— Start of Data supplied —
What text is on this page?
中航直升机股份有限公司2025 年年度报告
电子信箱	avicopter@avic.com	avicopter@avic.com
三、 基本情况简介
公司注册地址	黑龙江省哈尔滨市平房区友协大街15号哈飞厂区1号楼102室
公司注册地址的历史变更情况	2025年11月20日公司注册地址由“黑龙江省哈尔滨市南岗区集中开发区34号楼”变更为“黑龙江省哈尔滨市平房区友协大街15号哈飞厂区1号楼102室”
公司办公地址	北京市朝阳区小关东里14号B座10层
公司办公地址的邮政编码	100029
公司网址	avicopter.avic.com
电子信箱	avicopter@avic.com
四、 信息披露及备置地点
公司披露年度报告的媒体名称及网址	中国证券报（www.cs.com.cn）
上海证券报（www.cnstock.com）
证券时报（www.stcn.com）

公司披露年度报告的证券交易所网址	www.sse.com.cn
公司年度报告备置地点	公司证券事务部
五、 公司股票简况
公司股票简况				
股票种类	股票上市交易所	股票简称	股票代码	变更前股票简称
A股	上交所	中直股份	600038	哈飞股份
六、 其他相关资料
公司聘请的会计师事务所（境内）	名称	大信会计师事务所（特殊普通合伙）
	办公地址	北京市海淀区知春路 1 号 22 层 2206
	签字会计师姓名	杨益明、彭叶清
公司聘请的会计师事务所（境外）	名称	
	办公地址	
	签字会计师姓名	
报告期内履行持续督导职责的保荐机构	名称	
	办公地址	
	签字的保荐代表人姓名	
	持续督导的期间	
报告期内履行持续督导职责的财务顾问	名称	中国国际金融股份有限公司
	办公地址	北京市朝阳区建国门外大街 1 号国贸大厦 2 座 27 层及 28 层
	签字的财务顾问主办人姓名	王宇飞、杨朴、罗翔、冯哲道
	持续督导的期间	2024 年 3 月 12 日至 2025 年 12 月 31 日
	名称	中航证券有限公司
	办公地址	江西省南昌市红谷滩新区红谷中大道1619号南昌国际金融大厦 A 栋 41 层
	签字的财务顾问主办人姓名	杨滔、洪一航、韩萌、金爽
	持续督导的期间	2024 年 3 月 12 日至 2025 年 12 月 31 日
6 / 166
— End of Data supplied —
◆ What is needed: Show, from the listing above, each line that contains the word "签字的财务顾问主办人姓名".

◆ The output:
	签字的财务顾问主办人姓名	王宇飞、杨朴、罗翔、冯哲道
	签字的财务顾问主办人姓名	杨滔、洪一航、韩萌、金爽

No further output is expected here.